[begin Extracted entries]

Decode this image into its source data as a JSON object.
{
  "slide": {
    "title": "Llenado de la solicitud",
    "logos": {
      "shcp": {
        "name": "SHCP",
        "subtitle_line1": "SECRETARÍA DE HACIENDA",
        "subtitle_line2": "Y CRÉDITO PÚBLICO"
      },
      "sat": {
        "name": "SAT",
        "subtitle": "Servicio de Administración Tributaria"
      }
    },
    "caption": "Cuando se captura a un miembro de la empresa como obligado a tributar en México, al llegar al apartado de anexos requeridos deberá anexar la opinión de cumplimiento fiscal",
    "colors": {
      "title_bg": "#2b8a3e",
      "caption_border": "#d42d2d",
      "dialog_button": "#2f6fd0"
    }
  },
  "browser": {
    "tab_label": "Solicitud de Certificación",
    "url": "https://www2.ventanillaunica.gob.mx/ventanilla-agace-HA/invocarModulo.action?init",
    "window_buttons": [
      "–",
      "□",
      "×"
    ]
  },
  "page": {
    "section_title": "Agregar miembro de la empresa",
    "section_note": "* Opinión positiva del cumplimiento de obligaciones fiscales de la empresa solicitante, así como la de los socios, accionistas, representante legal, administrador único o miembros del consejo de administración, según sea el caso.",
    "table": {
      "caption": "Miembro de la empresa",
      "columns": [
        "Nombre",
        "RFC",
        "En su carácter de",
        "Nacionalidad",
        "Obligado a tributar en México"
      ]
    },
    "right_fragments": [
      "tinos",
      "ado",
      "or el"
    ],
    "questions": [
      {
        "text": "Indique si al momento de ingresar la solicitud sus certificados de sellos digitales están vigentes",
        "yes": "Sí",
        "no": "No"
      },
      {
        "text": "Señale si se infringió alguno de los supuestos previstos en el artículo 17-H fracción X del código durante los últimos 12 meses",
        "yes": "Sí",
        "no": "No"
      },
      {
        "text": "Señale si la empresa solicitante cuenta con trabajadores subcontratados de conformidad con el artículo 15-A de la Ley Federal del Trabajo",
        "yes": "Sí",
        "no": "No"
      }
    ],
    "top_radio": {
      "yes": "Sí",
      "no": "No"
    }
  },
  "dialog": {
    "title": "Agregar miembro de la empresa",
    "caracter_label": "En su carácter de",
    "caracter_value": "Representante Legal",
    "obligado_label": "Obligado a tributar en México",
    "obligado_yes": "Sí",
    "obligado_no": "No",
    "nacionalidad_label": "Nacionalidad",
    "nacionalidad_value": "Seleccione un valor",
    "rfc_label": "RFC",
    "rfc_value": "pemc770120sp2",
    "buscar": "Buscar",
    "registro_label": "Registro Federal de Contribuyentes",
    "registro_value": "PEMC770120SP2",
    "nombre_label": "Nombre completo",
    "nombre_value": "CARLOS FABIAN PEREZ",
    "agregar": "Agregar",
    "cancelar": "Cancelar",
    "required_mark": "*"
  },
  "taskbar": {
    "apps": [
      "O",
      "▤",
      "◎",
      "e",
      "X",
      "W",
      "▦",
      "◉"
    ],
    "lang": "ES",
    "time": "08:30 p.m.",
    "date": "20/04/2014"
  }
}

[end Extracted entries]

== Aim of the exercise ==
Only the number is required: the count of lines containing the word "solicitante".

== Reply ==
2